Да, я поэт трагической забавы,
А все же жизнь смертельно хороша.
Как будто женщина с линейными руками,
А не тлетворный куб из меди и стекла.
Снует базар, любимый голос черни.
Фонтан Бахчисарайский помнишь, друг?
Так от пластических Венер в квадраты кубов
Провалимся.
Небезынтересно сопоставить этот фрагмент из «Поэмы квадратов» 1922 года с параллельным экспериментом в визуальном искусстве. «Черный квадрат» Малевича – это ночь живописи, ночь мира, редуцированного до своей чистой потенциальности. «Квадрат» подводит черту под предыдущей традицией, сводит ее к двусмысленной формуле или жесту, который может быть прочитан двояко: как чистая негация, коллапс фигуративности, пластичности, изобразительности и т. д. или, наоборот, как праформа, матрица нового, своего рода стоп-кадр или негатив первовзрыва, ведущего к тотальному обновлению. Не меньшая амбивалентность присутствует и в стихотворении Вагинова. Он также приводит классическую поэзию к логическому концу, к формуле провала, причем буквального, но вместе с тем – и здесь пролегает существенное различие между ним и Малевичем – разыгрывает этот конец в фактуре самого текста, предвосхищая тем самым позднейшую практику тончайших молекулярных разрывов, семиотической трансгрессии, способной пошатнуть господствующую иерархию, распределение «уже классифицированного» («расстановку классики»).
Перед нами, таким образом, истолкование искусства средствами самого искусства. Трагическая забава. В конце своего творческого пути и Вагинов и Малевич – оба придут к своеобразному квазиклассицизму, в мертвенной монструозности которого отчетливо проступает меланхолический либо монументальный налет самопародии. Будучи излетом романтической иронии, самопародия и пастиш становятся предельным выражением автореференциальности, конституирующей поэтическую функцию и искусство в целом.

────────────────────

» **Условие задачи**
Продолжите текст о Вагинове и Малевиче сразу после его последнего предложения. Листинг ниже никак не связан с текстом о Вагинове и Малевиче.

» **Исходные материалы**
────────────────────

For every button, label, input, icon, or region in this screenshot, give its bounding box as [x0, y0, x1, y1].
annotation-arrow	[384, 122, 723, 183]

────────────────────

» **Ответ к задаче**
В противоположность привычным формам старой поэзии с их гладкостью и риторикой, диссонанс поднимается у Вагинова на уровень композиционных элементов и разлагает словесные единства изнутри. Расхожие, литературно маркированные «смертельно», «чернь», «Бахчисарайский фонтан», «музы» превращаются в нечто большее, нежели реминисценция. Диссонанс, то есть разноголосица, звучащая в одном и том же слове, достигает силы разлома, прощания со старой культурой, становится конструктивным принципом стиха. Экспансия этого принципа приводит к тому, что слово обрастает множеством «вторичных признаков значения», его смысл колеблется между «своим» и «чужим», образуя вибрирующееполе интертекстуальности. У Вагинова, в отличие от его более именитых современников, не найти афористичных, окончательных формул, стремящихся к броскости поговорки или моралите и традиционно считающихся особым поэтическим шиком. С точки зрения поэтики Вагинова такой «шик» есть не более чем дань устаревшему монологизму.
* * *
« Я воплотил унывный голос ночи »: путеводная нить этой автохарактеристики вводит нас в самую сердцевину поэтики Вагинова, в ее лоно. Ибо ночь – женщина; возлюбленная, сестра или мать, единая в трех лицах, в трех Лидах.
Нет, не люблю закат. Пойдемте дальше, Лида,
В казарме умирает человек.
Ты помнишь профиль нежный, голос лысый
Из перекошенных остекленелых губ.
А на мосту теперь великолепная прохлада,
Поскрипывает ветр и дышит Летний сад,
А мне в Дерябинку вернуться надо.
Отдернул кисть и выслушал часы.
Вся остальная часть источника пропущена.